What is needed —
Tally the lines in the listing below that contain "name" and report the tally alone.

** start Provided records **

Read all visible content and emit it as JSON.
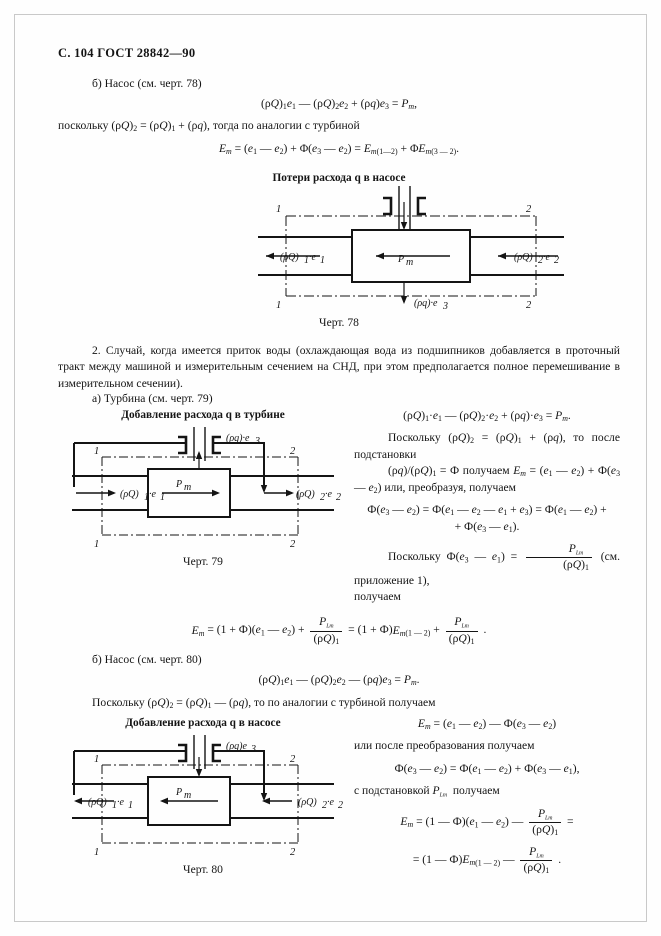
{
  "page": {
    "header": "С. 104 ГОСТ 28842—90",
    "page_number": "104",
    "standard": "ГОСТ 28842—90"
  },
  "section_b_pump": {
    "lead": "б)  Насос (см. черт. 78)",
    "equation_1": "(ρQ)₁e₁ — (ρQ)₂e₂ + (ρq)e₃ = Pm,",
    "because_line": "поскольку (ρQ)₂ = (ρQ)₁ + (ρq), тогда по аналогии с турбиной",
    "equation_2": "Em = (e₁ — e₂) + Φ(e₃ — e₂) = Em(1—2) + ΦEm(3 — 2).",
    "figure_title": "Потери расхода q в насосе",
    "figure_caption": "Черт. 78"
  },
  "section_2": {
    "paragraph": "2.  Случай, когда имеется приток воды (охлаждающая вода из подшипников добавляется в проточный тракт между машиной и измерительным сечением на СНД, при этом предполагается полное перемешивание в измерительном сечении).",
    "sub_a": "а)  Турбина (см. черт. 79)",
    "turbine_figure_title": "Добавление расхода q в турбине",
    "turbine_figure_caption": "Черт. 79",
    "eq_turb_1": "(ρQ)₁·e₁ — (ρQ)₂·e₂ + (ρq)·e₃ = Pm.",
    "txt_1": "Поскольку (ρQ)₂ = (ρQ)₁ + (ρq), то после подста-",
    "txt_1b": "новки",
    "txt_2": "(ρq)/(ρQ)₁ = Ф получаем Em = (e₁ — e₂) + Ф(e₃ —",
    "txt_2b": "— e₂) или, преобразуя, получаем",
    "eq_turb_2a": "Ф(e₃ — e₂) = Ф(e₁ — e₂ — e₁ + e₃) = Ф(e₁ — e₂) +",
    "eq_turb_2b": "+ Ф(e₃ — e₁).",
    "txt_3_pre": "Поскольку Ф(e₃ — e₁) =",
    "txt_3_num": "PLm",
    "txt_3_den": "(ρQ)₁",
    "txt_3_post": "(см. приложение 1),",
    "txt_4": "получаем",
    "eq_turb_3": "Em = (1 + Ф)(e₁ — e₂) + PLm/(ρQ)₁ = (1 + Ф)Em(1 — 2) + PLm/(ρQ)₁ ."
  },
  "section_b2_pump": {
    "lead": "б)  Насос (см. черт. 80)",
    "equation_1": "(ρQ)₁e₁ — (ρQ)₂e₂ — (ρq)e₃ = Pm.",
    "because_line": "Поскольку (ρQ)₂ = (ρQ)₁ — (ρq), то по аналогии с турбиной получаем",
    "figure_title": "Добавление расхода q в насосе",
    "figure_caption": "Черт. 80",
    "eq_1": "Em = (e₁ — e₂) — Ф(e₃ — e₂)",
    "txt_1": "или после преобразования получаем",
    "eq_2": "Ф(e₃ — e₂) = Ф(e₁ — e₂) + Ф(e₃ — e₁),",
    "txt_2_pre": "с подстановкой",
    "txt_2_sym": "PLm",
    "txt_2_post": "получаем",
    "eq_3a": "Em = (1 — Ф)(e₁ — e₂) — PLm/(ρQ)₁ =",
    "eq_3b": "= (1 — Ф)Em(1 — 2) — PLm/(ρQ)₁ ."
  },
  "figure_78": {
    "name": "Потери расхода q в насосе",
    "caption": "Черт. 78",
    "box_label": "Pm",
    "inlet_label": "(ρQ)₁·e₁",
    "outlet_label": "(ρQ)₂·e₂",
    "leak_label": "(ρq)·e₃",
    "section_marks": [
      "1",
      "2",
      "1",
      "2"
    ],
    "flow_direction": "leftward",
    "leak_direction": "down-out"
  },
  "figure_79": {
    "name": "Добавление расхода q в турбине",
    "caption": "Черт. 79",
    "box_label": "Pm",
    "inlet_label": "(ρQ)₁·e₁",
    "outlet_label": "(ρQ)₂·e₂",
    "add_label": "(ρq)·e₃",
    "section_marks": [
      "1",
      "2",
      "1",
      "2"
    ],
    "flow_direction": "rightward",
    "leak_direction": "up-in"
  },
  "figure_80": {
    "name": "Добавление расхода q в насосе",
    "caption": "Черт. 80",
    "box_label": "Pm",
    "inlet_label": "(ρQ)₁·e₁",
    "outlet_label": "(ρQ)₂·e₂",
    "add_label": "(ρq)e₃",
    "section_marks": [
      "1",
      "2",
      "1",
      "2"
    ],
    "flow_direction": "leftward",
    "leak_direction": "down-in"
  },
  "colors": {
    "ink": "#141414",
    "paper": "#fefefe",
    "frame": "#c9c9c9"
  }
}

** end Provided records **

Result of the exercise —
3